[GIVEN RECORDS]:
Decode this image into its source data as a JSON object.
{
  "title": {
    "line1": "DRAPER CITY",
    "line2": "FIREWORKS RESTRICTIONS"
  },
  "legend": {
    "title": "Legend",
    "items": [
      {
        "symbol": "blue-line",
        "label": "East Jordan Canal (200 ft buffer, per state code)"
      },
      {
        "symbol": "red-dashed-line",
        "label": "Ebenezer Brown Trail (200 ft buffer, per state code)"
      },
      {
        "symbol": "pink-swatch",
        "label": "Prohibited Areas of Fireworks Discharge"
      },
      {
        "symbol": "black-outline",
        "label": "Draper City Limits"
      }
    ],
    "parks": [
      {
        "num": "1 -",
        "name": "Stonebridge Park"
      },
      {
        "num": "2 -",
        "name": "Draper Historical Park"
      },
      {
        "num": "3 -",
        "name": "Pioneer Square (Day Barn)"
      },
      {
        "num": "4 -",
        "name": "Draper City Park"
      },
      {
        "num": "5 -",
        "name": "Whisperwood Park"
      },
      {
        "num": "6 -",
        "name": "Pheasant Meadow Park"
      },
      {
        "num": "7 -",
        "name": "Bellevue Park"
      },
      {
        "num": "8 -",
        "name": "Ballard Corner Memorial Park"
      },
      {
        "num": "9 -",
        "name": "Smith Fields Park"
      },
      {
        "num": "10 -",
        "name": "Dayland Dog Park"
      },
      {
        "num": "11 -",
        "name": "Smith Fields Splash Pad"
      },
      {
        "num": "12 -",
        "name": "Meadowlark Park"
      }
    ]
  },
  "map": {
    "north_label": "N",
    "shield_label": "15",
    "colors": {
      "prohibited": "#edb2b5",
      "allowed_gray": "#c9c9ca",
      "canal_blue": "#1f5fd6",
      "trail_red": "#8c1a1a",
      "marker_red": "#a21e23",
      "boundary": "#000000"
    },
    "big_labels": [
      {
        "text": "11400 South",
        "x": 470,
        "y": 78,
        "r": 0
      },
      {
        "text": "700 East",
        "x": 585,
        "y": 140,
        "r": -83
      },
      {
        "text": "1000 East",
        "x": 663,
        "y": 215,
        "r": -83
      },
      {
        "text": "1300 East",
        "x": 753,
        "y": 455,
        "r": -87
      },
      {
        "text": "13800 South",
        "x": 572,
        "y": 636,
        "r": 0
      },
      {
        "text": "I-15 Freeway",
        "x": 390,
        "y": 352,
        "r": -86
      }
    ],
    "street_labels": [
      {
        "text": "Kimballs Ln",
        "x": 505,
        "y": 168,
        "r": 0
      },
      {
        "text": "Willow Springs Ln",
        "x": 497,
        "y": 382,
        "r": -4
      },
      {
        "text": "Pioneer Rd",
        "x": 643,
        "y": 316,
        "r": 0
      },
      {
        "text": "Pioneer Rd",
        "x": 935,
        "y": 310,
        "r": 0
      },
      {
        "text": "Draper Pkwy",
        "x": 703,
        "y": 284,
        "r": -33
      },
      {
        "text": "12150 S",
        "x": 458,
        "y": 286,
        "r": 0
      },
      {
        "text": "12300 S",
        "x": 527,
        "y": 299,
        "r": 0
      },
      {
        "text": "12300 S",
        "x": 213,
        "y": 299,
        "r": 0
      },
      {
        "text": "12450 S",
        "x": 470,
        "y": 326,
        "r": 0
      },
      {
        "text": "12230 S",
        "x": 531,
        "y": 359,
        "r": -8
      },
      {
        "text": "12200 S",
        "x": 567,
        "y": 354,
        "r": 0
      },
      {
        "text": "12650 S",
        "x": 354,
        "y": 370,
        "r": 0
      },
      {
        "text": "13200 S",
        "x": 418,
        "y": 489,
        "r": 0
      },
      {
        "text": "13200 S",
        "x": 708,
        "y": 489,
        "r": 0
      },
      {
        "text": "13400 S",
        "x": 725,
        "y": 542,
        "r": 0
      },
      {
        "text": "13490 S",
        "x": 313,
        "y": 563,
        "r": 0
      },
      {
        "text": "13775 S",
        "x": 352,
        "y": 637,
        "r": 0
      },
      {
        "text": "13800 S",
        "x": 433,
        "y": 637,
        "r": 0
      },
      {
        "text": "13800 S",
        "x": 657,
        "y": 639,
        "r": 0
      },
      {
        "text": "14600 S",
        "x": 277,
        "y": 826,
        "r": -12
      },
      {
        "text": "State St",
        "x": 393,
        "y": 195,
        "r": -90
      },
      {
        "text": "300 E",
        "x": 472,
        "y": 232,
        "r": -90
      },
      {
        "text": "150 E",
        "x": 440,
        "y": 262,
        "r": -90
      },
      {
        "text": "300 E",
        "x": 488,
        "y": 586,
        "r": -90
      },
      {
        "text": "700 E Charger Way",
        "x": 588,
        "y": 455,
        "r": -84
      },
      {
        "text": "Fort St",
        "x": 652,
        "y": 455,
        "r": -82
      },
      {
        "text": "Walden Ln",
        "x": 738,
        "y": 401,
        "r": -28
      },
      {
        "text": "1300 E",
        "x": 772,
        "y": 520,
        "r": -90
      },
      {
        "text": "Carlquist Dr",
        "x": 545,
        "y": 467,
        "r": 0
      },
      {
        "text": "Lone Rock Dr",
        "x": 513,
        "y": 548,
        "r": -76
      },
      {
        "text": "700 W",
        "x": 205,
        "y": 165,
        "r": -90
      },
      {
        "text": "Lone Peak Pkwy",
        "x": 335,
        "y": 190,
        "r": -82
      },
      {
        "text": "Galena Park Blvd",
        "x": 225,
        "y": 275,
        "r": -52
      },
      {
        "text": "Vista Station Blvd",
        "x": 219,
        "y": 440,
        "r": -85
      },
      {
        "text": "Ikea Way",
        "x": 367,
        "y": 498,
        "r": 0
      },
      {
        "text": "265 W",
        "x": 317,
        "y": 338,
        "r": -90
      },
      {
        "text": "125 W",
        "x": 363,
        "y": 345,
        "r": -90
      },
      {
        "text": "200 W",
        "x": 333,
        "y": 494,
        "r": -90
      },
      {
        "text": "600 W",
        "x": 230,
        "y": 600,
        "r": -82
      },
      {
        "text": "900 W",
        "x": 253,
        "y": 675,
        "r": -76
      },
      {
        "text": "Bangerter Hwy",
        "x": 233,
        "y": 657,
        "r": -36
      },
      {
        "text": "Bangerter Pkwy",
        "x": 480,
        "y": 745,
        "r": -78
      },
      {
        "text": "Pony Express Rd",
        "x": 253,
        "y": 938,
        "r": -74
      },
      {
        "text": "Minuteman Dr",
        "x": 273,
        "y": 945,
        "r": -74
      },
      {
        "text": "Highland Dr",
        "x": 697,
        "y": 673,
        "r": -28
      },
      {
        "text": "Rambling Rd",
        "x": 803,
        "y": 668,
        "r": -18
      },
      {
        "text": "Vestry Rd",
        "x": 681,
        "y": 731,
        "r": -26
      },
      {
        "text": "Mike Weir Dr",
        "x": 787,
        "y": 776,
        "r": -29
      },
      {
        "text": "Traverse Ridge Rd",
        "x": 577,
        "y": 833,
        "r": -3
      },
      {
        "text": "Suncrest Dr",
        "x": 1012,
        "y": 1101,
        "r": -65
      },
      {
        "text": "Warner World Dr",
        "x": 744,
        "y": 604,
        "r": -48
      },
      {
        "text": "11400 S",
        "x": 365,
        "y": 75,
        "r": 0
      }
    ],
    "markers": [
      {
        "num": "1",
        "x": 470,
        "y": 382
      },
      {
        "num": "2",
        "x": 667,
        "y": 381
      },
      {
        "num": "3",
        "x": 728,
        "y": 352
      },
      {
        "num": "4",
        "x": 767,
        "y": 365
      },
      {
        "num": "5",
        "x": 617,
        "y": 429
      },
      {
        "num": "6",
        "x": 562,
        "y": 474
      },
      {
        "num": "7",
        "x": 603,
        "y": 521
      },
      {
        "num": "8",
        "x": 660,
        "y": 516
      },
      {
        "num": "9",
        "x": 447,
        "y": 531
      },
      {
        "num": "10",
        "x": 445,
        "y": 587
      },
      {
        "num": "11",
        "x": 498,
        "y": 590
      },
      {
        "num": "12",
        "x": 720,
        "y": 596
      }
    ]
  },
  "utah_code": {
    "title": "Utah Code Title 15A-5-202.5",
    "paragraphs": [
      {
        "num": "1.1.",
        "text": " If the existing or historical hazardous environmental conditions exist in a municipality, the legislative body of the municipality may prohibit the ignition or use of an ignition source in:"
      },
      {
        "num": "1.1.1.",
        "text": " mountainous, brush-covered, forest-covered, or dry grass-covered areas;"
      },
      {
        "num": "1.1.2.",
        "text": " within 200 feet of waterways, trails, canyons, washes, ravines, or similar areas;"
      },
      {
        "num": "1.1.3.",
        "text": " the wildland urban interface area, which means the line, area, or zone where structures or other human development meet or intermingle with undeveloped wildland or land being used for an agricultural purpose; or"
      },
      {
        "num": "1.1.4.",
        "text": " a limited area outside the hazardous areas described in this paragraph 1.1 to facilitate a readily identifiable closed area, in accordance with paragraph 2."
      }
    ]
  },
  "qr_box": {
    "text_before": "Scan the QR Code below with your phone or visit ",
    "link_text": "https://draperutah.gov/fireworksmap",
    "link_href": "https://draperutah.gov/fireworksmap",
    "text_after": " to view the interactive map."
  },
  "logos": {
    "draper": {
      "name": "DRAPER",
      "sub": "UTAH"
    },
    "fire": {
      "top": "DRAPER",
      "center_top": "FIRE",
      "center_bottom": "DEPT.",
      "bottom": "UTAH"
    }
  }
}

[GOAL]:
Find the word "hazardous" in the entries, and copy every line it shows up in.

[THE OUTPUT]:
        "text": " If the existing or historical hazardous environmental conditions exist in a municipality, the legislative body of the municipality may prohibit the ignition or use of an ignition source in:"
        "text": " a limited area outside the hazardous areas described in this paragraph 1.1 to facilitate a readily identifiable closed area, in accordance with paragraph 2."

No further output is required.